WHAT YOU ARE ASKED TO DO — Which lines hold the string "title"? Copy every one of them.

***** LISTED ENTRIES

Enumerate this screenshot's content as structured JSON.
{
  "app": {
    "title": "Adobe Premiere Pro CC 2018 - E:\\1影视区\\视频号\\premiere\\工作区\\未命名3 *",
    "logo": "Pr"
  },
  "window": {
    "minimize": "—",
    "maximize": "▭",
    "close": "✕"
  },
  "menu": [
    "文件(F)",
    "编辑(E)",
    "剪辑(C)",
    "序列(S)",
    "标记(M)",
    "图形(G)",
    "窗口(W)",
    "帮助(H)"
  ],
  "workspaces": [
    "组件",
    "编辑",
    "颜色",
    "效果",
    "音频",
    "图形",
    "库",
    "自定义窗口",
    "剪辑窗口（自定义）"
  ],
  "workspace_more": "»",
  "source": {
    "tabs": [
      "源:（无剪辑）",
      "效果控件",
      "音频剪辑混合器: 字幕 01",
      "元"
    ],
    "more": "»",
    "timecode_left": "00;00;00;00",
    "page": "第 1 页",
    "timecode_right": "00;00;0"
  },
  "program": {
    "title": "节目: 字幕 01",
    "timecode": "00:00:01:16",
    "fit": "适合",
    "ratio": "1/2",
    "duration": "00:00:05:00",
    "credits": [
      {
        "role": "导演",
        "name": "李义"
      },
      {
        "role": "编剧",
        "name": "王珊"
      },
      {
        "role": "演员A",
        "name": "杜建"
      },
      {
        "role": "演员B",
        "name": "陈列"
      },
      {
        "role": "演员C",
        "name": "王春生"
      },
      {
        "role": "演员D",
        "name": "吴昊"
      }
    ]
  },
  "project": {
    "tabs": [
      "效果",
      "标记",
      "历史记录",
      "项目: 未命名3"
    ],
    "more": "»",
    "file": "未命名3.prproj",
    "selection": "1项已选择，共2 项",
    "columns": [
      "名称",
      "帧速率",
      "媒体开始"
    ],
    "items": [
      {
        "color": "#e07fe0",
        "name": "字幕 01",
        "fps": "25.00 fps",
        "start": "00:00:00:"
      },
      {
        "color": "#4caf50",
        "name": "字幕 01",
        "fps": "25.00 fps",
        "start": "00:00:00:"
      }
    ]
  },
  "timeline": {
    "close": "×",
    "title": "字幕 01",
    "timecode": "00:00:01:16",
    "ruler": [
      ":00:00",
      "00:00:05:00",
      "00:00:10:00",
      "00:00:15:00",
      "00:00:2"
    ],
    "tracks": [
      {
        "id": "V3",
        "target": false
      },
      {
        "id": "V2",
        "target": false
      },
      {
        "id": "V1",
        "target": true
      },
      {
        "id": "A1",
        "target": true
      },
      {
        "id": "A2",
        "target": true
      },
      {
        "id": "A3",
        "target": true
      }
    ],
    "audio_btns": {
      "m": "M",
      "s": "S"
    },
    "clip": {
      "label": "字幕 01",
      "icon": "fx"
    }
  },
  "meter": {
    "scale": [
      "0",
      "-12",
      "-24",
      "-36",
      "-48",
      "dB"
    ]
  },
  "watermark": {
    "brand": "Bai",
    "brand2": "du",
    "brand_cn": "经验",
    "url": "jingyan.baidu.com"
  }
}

**********

REPLY —
    "title": "Adobe Premiere Pro CC 2018 - E:\\1影视区\\视频号\\premiere\\工作区\\未命名3 *",
    "title": "节目: 字幕 01",
    "title": "字幕 01",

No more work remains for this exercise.